* _WRITTEN PROBLEM_:
Each line below should be retyped exactly, with no pictures.

* _STORED ROWS_:
--------------------
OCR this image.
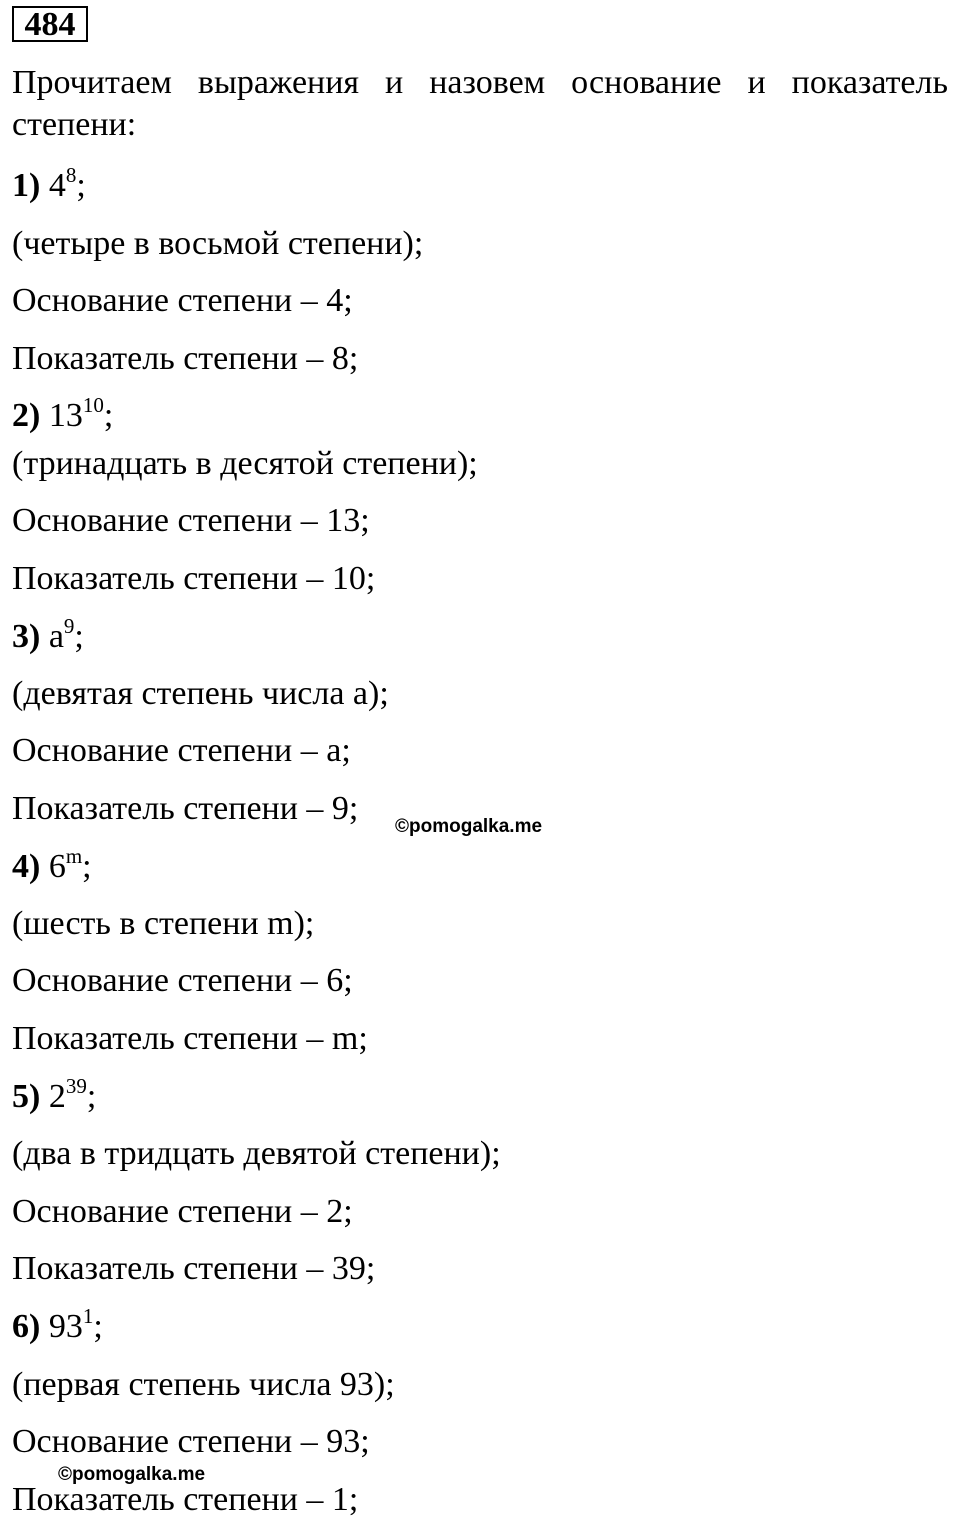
484
Прочитаем выражения и назовем основание и показатель степени:
1) $4^8$;
(четыре в восьмой степени);
Основание степени – 4;
Показатель степени – 8;
2) $13^{10}$;
(тринадцать в десятой степени);
Основание степени – 13;
Показатель степени – 10;
3) $a^9$;
(девятая степень числа a);
Основание степени – a;
Показатель степени – 9;
4) 6$^m$;
(шесть в степени m);
Основание степени – 6;
Показатель степени – m;
5) $2^{39}$;
(два в тридцать девятой степени);
Основание степени – 2;
Показатель степени – 39;
6) $93^1$;
(первая степень числа 93);
Основание степени – 93;
Показатель степени – 1;
©pomogalka.me
©pomogalka.me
--------------------
* _CORRECT ANSWER_:
OCR this image.
484
Прочитаем выражения и назовем основание и показатель степени:
1) $4^8$;
(четыре в восьмой степени);
Основание степени – 4;
Показатель степени – 8;
2) $13^{10}$;
(тринадцать в десятой степени);
Основание степени – 13;
Показатель степени – 10;
3) $a^9$;
(девятая степень числа a);
Основание степени – a;
Показатель степени – 9;
4) 6$^m$;
(шесть в степени m);
Основание степени – 6;
Показатель степени – m;
5) $2^{39}$;
(два в тридцать девятой степени);
Основание степени – 2;
Показатель степени – 39;
6) $93^1$;
(первая степень числа 93);
Основание степени – 93;
Показатель степени – 1;
©pomogalka.me
©pomogalka.me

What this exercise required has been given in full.